Texte sélectionné.
C’est la mi-temps, on souffle, on boit une Guinness en regardant le résumé de PSV-Lyon de la veille. « Arouna, petit joueur! » Moquerie camerounaise…L’occasion en or que l’ivoirien a mise sur le poteau est passée en boucle,avant que le match ne reprenne.
Et ça repart, avec l’entrée en jeu de Didier Drogba! Chelsea domine un peu, malgré deux occasions de Eto’o et Motta. Puis c’est le coup de théâtre : Motta marque contre son camp sur un coup franc lointain de Lampard! Panique chez les supporters parisiens du Barca qui ne souhaitent surtout pas une victoire des Blues de « l’ennemi » ivoirien. Messi continue son show, Drogba manque une belle occasion et c’est au tour de John Terry de tromper son gardien, sur un coup franc de Ronaldhino.

À faire.
1 – Pour chaque affirmation (a), (b) et (c), répondez par oui ou par non selon le récit du match, en citant à l'identique les mots qui tranchent.
(a) Didier Drogba entre en jeu après la mi-temps.
(b) Lampard marque contre son camp.
(c) Les supporters parisiens du Barca souhaitent une victoire de Chelsea.
2 – Répondez brièvement à ces questions d'après le récit du match.
(a) Quelle boisson est bue pendant la mi-temps ?
(b) Quel résumé est regardé pendant la mi-temps ?
(c) Sur le coup franc de quel joueur John Terry trompe-t-il son gardien ?
3 – Recopiez le passage du récit du match compris entre « C’est la mi-temps, on » et « match ne reprenne. », bornes incluses.
Les entrées qui suivent forment un matériau indépendant du texte.

Documents sources.
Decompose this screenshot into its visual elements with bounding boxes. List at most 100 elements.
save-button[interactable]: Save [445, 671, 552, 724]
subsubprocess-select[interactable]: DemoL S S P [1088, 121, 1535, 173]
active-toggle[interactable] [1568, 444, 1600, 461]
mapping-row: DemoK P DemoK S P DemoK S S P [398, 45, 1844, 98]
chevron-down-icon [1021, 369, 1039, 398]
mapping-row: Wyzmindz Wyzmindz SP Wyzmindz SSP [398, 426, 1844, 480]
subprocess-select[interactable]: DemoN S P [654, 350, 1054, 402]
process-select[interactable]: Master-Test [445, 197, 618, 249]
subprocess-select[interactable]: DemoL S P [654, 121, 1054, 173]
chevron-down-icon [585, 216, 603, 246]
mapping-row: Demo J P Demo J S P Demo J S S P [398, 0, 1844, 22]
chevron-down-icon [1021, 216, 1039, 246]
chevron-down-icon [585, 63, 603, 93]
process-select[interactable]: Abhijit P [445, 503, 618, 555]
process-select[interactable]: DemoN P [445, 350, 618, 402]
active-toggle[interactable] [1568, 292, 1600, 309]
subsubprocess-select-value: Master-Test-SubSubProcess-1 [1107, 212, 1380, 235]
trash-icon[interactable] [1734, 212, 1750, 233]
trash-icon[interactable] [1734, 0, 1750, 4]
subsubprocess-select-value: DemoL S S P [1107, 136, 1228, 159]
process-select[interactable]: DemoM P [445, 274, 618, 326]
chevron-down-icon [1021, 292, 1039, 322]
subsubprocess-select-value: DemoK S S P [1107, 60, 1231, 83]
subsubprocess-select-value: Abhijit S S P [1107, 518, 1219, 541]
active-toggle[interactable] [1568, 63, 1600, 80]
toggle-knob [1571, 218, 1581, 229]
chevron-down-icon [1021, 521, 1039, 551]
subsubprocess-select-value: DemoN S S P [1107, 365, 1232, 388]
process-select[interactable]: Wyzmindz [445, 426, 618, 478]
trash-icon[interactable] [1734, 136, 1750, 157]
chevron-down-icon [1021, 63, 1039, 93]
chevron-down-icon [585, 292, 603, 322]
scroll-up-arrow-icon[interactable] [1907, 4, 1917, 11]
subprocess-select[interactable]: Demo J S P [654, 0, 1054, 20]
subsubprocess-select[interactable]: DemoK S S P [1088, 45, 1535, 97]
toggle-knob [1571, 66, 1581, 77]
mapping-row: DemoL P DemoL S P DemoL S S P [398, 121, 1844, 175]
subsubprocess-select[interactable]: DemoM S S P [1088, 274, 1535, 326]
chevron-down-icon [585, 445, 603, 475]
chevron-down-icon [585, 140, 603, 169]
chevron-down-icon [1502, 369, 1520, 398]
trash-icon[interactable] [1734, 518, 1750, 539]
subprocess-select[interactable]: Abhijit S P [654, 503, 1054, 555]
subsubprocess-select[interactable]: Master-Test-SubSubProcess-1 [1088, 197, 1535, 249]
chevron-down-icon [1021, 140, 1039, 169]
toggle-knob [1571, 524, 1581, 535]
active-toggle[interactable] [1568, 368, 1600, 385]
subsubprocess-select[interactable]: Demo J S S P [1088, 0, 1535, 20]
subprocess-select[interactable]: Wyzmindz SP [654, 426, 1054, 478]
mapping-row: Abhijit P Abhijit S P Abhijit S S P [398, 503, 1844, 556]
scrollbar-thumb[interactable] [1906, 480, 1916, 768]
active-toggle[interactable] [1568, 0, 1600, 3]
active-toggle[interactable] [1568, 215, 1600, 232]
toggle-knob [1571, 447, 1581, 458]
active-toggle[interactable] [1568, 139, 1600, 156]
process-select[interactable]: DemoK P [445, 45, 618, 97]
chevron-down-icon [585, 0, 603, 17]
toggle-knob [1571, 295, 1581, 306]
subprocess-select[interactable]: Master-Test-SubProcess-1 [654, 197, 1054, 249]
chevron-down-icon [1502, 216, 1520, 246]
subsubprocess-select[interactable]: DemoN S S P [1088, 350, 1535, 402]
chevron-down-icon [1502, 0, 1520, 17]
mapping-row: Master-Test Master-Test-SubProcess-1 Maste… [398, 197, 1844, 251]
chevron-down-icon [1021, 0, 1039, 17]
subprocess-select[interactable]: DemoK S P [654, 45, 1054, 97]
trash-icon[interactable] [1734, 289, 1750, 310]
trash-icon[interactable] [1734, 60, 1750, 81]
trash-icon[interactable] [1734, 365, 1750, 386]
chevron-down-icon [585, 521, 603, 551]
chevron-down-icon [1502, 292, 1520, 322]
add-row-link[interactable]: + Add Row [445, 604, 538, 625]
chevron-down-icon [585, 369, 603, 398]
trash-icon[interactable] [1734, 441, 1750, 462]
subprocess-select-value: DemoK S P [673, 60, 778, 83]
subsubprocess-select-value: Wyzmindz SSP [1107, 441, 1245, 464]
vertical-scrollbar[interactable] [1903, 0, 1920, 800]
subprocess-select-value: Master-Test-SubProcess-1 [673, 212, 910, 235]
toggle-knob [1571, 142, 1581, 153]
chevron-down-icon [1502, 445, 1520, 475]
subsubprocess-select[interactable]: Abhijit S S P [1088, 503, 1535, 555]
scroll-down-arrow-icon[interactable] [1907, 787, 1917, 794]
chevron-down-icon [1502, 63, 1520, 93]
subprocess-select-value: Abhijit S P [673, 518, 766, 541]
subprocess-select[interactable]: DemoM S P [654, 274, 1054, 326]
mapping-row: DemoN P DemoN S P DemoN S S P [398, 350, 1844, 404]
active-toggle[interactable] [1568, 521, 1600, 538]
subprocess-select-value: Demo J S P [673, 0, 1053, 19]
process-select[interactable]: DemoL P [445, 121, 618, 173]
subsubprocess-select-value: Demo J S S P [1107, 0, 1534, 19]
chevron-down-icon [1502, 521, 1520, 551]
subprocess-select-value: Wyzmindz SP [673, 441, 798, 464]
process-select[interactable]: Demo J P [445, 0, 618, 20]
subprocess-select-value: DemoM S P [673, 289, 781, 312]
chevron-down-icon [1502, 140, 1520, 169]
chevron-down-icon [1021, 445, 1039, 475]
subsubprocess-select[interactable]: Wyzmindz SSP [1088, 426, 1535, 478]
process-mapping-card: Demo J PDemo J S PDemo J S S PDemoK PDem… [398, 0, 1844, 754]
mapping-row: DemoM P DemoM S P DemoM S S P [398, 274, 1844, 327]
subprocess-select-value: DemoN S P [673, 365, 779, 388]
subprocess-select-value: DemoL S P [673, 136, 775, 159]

Solutions.
1 –
(a) Oui : « Et ça repart, avec l’entrée en jeu de Didier Drogba! »
(b) Non : « Motta marque contre son camp sur un coup franc lointain de Lampard! »
(c) Non : « Panique chez les supporters parisiens du Barca qui ne souhaitent surtout pas une victoire des Blues »

2 –
(a) Une Guinness.
(b) Le résumé de PSV-Lyon de la veille.
(c) Ronaldhino.

3 –
C’est la mi-temps, on souffle, on boit une Guinness en regardant le résumé de PSV-Lyon de la veille. « Arouna, petit joueur! » Moquerie camerounaise…L’occasion en or que l’ivoirien a mise sur le poteau est passée en boucle,avant que le match ne reprenne.